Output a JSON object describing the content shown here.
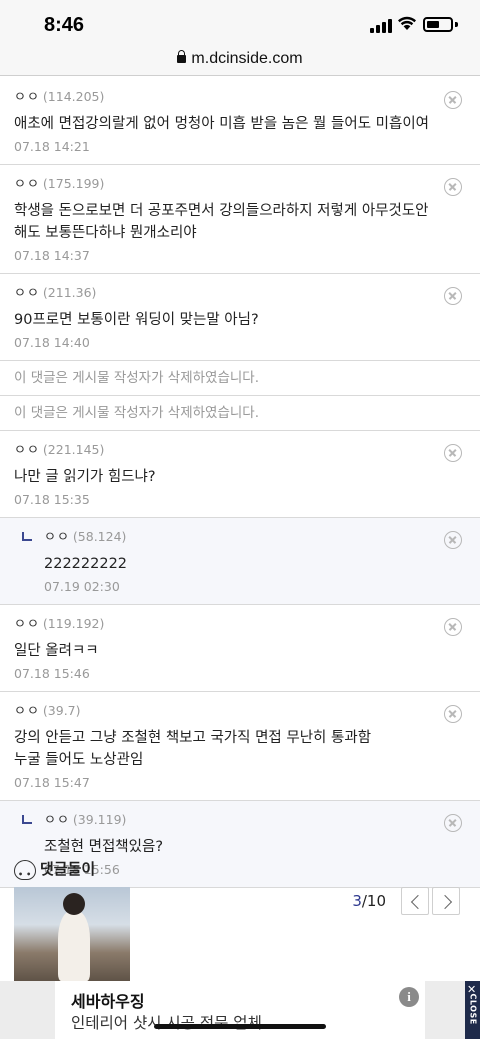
{
  "status_bar": {
    "time": "8:46"
  },
  "browser": {
    "url": "m.dcinside.com"
  },
  "comments": [
    {
      "type": "comment",
      "nick": "ㅇㅇ",
      "ip": "(114.205)",
      "text": "애초에 면접강의랄게 없어 멍청아 미흡 받을 놈은 뭘 들어도 미흡이여",
      "date": "07.18 14:21"
    },
    {
      "type": "comment",
      "nick": "ㅇㅇ",
      "ip": "(175.199)",
      "text": "학생을 돈으로보면 더 공포주면서 강의들으라하지 저렇게 아무것도안해도 보통뜬다하냐 뭔개소리야",
      "date": "07.18 14:37"
    },
    {
      "type": "comment",
      "nick": "ㅇㅇ",
      "ip": "(211.36)",
      "text": "90프로면 보통이란 워딩이 맞는말 아님?",
      "date": "07.18 14:40"
    },
    {
      "type": "deleted",
      "text": "이 댓글은 게시물 작성자가 삭제하였습니다."
    },
    {
      "type": "deleted",
      "text": "이 댓글은 게시물 작성자가 삭제하였습니다."
    },
    {
      "type": "comment",
      "nick": "ㅇㅇ",
      "ip": "(221.145)",
      "text": "나만 글 읽기가 힘드냐?",
      "date": "07.18 15:35"
    },
    {
      "type": "reply",
      "nick": "ㅇㅇ",
      "ip": "(58.124)",
      "text": "222222222",
      "date": "07.19 02:30"
    },
    {
      "type": "comment",
      "nick": "ㅇㅇ",
      "ip": "(119.192)",
      "text": "일단 올려ㅋㅋ",
      "date": "07.18 15:46"
    },
    {
      "type": "comment",
      "nick": "ㅇㅇ",
      "ip": "(39.7)",
      "text": "강의 안듣고 그냥 조철현 책보고 국가직 면접 무난히 통과함\n누굴 들어도 노상관임",
      "date": "07.18 15:47"
    },
    {
      "type": "reply",
      "nick": "ㅇㅇ",
      "ip": "(39.119)",
      "text": "조철현 면접책있음?",
      "date": "07.18 15:56"
    }
  ],
  "bot_section": {
    "title": "댓글돌이",
    "current": "3",
    "total": "/10"
  },
  "ad": {
    "title": "세바하우징",
    "subtitle": "인테리어 샷시 시공 전문 업체",
    "info": "i",
    "close_x": "✕",
    "close_label": "CLOSE"
  }
}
++++++++
## Written exercise
Repeat all of the records verbatim, leaving out the pictures.

## Answer to this exercise
Output a JSON object describing the content shown here.
{
  "status_bar": {
    "time": "8:46"
  },
  "browser": {
    "url": "m.dcinside.com"
  },
  "comments": [
    {
      "type": "comment",
      "nick": "ㅇㅇ",
      "ip": "(114.205)",
      "text": "애초에 면접강의랄게 없어 멍청아 미흡 받을 놈은 뭘 들어도 미흡이여",
      "date": "07.18 14:21"
    },
    {
      "type": "comment",
      "nick": "ㅇㅇ",
      "ip": "(175.199)",
      "text": "학생을 돈으로보면 더 공포주면서 강의들으라하지 저렇게 아무것도안해도 보통뜬다하냐 뭔개소리야",
      "date": "07.18 14:37"
    },
    {
      "type": "comment",
      "nick": "ㅇㅇ",
      "ip": "(211.36)",
      "text": "90프로면 보통이란 워딩이 맞는말 아님?",
      "date": "07.18 14:40"
    },
    {
      "type": "deleted",
      "text": "이 댓글은 게시물 작성자가 삭제하였습니다."
    },
    {
      "type": "deleted",
      "text": "이 댓글은 게시물 작성자가 삭제하였습니다."
    },
    {
      "type": "comment",
      "nick": "ㅇㅇ",
      "ip": "(221.145)",
      "text": "나만 글 읽기가 힘드냐?",
      "date": "07.18 15:35"
    },
    {
      "type": "reply",
      "nick": "ㅇㅇ",
      "ip": "(58.124)",
      "text": "222222222",
      "date": "07.19 02:30"
    },
    {
      "type": "comment",
      "nick": "ㅇㅇ",
      "ip": "(119.192)",
      "text": "일단 올려ㅋㅋ",
      "date": "07.18 15:46"
    },
    {
      "type": "comment",
      "nick": "ㅇㅇ",
      "ip": "(39.7)",
      "text": "강의 안듣고 그냥 조철현 책보고 국가직 면접 무난히 통과함\n누굴 들어도 노상관임",
      "date": "07.18 15:47"
    },
    {
      "type": "reply",
      "nick": "ㅇㅇ",
      "ip": "(39.119)",
      "text": "조철현 면접책있음?",
      "date": "07.18 15:56"
    }
  ],
  "bot_section": {
    "title": "댓글돌이",
    "current": "3",
    "total": "/10"
  },
  "ad": {
    "title": "세바하우징",
    "subtitle": "인테리어 샷시 시공 전문 업체",
    "info": "i",
    "close_x": "✕",
    "close_label": "CLOSE"
  }
}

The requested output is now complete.